-------- Article --------

The truth is that Pokémon Red/Blue is hopelessly archaic nowadays, but in very specific ways. One of the biggest was the random wild Pokémon battles you could engage in to capture new Pokémon for your team. Normally it wasn’t a big deal since the random encounters are relegated to tall grass, but almost all of the dungeons in the games feature random Pokémon battles in every inch of them. Not only is the encounter rate elevated to an agonizing degree, but the novelty of catching Pokémon quickly wears off once you start encountering duplicates of ones you’ve already caught. Going through a cave is never any fun thanks to all the Zubats you encounter over and over again, after all.

There’s a lot of pleasing friction in Pokémon games that isn’t the slogfest that are random battles. Pokémon trainer battles are pretty much the star of the games for this reason. Not only do you get to fight powered-up Pokémon with your team, you also get a wider variety of opponent team makeups. The Zubat problem doesn’t apply here thanks to how curated and varied your opponents are, not to mention it makes the grind of leveling up your Pokémon pleasing thanks to enhanced experience points and the thrill of defeating a trainer. You’ll do everything in your power to avoid the random battles after a certain point, but you’ll never want to skip a single trainer battle. Wild Pokémon battles and trainer battles just don’t compare.

The act of capturing Pokémon was also annoying, if we’re being honest with ourselves. You had to lower a creature’s HP low enough without killing it, then throw a Pokéball at it in the hopes that you’ve done enough damage to capture it. Status effects also help wear them down, and special moves like False Swipe which will never knock them out are also available. The thing is that these are the things about catching Pokémon that no one remembers fondly. What people remember is the three twitches a thrown ball makes before it clicks shut and you successfully capture a Pokémon. They remember the epic battles with legendary Pokémon that culminate in you taking control of something incredibly powerful. They even remember the weird urban legends associated with Pokémon catching, like if you hit Up and B at just the right time, it makes catching something easier – a notion that, while not true, proved that there was something elementally appealing about catching Pokémon that the whittling down of HP never really captured.

-------- Dataset excerpts --------

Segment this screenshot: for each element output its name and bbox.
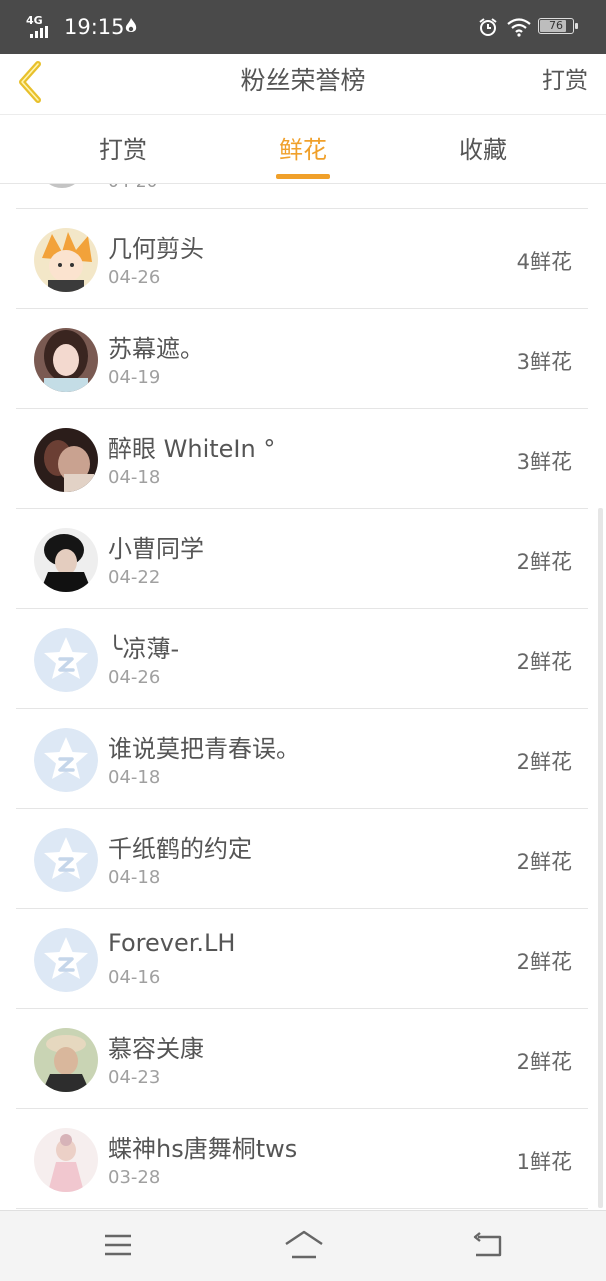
- flower-count: 4鲜花: [516, 250, 572, 274]
- list-item-date: 03-28: [108, 1167, 161, 1188]
- flower-count: 3鲜花: [516, 450, 572, 474]
- active-tab-indicator: [276, 174, 330, 179]
- default-avatar-icon: [34, 728, 98, 792]
- flower-count: 2鲜花: [516, 650, 572, 674]
- list-item-name: 慕容关康: [108, 1035, 204, 1063]
- status-time: 19:15: [64, 15, 125, 39]
- back-icon[interactable]: [472, 1231, 504, 1259]
- flower-count: 2鲜花: [516, 750, 572, 774]
- tab-favorites[interactable]: 收藏: [423, 115, 543, 183]
- default-avatar-icon: [34, 628, 98, 692]
- flame-icon: [125, 18, 137, 32]
- wifi-icon: [507, 18, 531, 37]
- list-item-name: 几何剪头: [108, 235, 204, 263]
- avatar: [42, 184, 82, 188]
- list-item-name: 蝶神hs唐舞桐tws: [108, 1135, 298, 1163]
- scrollbar[interactable]: [598, 508, 603, 1208]
- avatar: [34, 328, 98, 392]
- list-item[interactable]: 小曹同学 04-22 2鲜花: [16, 509, 588, 609]
- list-item-name: ╰凉薄-: [108, 635, 180, 663]
- fan-list[interactable]: 04-20 几何剪头 04-26 4鲜花 苏幕遮。 04-19 3: [0, 184, 606, 1210]
- list-item[interactable]: 几何剪头 04-26 4鲜花: [16, 209, 588, 309]
- system-nav-bar: [0, 1210, 606, 1281]
- list-item[interactable]: 04-20: [16, 184, 588, 209]
- list-item-name: 醉眼 WhiteIn °: [108, 435, 276, 463]
- list-item-date: 04-18: [108, 767, 161, 788]
- list-item-date: 04-23: [108, 1067, 161, 1088]
- default-avatar-icon: [34, 928, 98, 992]
- avatar: [34, 1128, 98, 1192]
- flower-count: 2鲜花: [516, 850, 572, 874]
- reward-button[interactable]: 打赏: [542, 54, 588, 108]
- list-item[interactable]: Forever.LH 04-16 2鲜花: [16, 909, 588, 1009]
- list-item-date: 04-16: [108, 967, 161, 988]
- status-bar: 4G 19:15 76: [0, 0, 606, 54]
- list-item-date: 04-20: [108, 184, 157, 192]
- title-bar: 粉丝荣誉榜 打赏: [0, 54, 606, 115]
- list-item[interactable]: 蝶神hs唐舞桐tws 03-28 1鲜花: [16, 1109, 588, 1209]
- list-item[interactable]: 谁说莫把青春误。 04-18 2鲜花: [16, 709, 588, 809]
- tab-flowers[interactable]: 鲜花: [243, 115, 363, 183]
- flower-count: 2鲜花: [516, 950, 572, 974]
- signal-icon: [30, 26, 52, 38]
- list-item-date: 04-26: [108, 267, 161, 288]
- list-item[interactable]: 醉眼 WhiteIn ° 04-18 3鲜花: [16, 409, 588, 509]
- battery-level: 76: [549, 19, 563, 32]
- list-item[interactable]: 苏幕遮。 04-19 3鲜花: [16, 309, 588, 409]
- alarm-icon: [479, 18, 497, 36]
- list-item-name: 苏幕遮。: [108, 335, 204, 363]
- flower-count: 1鲜花: [516, 1150, 572, 1174]
- list-item[interactable]: 慕容关康 04-23 2鲜花: [16, 1009, 588, 1109]
- tab-reward[interactable]: 打赏: [63, 115, 183, 183]
- list-item-name: 千纸鹤的约定: [108, 835, 252, 863]
- avatar: [34, 1028, 98, 1092]
- flower-count: 3鲜花: [516, 350, 572, 374]
- list-item-date: 04-22: [108, 567, 161, 588]
- list-item-name: 谁说莫把青春误。: [108, 735, 300, 763]
- list-item-name: Forever.LH: [108, 929, 236, 957]
- list-item-date: 04-18: [108, 867, 161, 888]
- battery-icon: 76: [538, 18, 578, 34]
- flower-count: 2鲜花: [516, 1050, 572, 1074]
- list-item-date: 04-26: [108, 667, 161, 688]
- avatar: [34, 228, 98, 292]
- flower-count: 2鲜花: [516, 550, 572, 574]
- list-item-name: 小曹同学: [108, 535, 204, 563]
- list-item-date: 04-18: [108, 467, 161, 488]
- page-title: 粉丝荣誉榜: [240, 66, 366, 95]
- home-icon[interactable]: [283, 1229, 325, 1261]
- avatar: [34, 428, 98, 492]
- list-item-date: 04-19: [108, 367, 161, 388]
- avatar: [34, 528, 98, 592]
- list-item[interactable]: 千纸鹤的约定 04-18 2鲜花: [16, 809, 588, 909]
- list-item[interactable]: ╰凉薄- 04-26 2鲜花: [16, 609, 588, 709]
- menu-icon[interactable]: [103, 1233, 133, 1257]
- default-avatar-icon: [34, 828, 98, 892]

--------

Short task: Update the Pokémon article starting at "The truth is" and ending at "again, after all.", changing "tall grass" to "long grass".

Answer for this exercise:
The truth is that Pokémon Red/Blue is hopelessly archaic nowadays, but in very specific ways. One of the biggest was the random wild Pokémon battles you could engage in to capture new Pokémon for your team. Normally it wasn’t a big deal since the random encounters are relegated to long grass, but almost all of the dungeons in the games feature random Pokémon battles in every inch of them. Not only is the encounter rate elevated to an agonizing degree, but the novelty of catching Pokémon quickly wears off once you start encountering duplicates of ones you’ve already caught. Going through a cave is never any fun thanks to all the Zubats you encounter over and over again, after all.